Set exercise: Copy the data word for word, from its first line through the line containing "1345, 866, 1770]", including that line.

Saved data
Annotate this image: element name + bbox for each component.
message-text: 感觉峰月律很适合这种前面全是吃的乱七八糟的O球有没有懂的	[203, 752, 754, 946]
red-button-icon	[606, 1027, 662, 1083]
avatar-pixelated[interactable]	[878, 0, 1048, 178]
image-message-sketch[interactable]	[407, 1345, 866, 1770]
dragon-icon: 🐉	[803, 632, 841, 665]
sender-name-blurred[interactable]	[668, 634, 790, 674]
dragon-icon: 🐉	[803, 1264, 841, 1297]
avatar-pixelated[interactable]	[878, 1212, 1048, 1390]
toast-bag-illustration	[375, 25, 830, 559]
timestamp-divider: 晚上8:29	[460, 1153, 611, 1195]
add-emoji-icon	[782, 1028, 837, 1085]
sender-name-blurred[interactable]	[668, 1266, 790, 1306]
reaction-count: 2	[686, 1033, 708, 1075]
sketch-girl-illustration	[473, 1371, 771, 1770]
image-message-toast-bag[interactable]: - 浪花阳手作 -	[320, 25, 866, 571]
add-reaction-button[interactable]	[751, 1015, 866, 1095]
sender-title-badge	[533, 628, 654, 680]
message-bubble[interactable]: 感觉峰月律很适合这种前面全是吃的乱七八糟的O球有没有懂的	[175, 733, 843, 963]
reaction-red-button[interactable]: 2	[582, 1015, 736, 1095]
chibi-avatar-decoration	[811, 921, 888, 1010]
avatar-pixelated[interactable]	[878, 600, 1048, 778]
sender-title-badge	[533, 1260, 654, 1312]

Solution to the problem:
Annotate this image: element name + bbox for each component.
message-text: 感觉峰月律很适合这种前面全是吃的乱七八糟的O球有没有懂的	[203, 752, 754, 946]
red-button-icon	[606, 1027, 662, 1083]
avatar-pixelated[interactable]	[878, 0, 1048, 178]
image-message-sketch[interactable]	[407, 1345, 866, 1770]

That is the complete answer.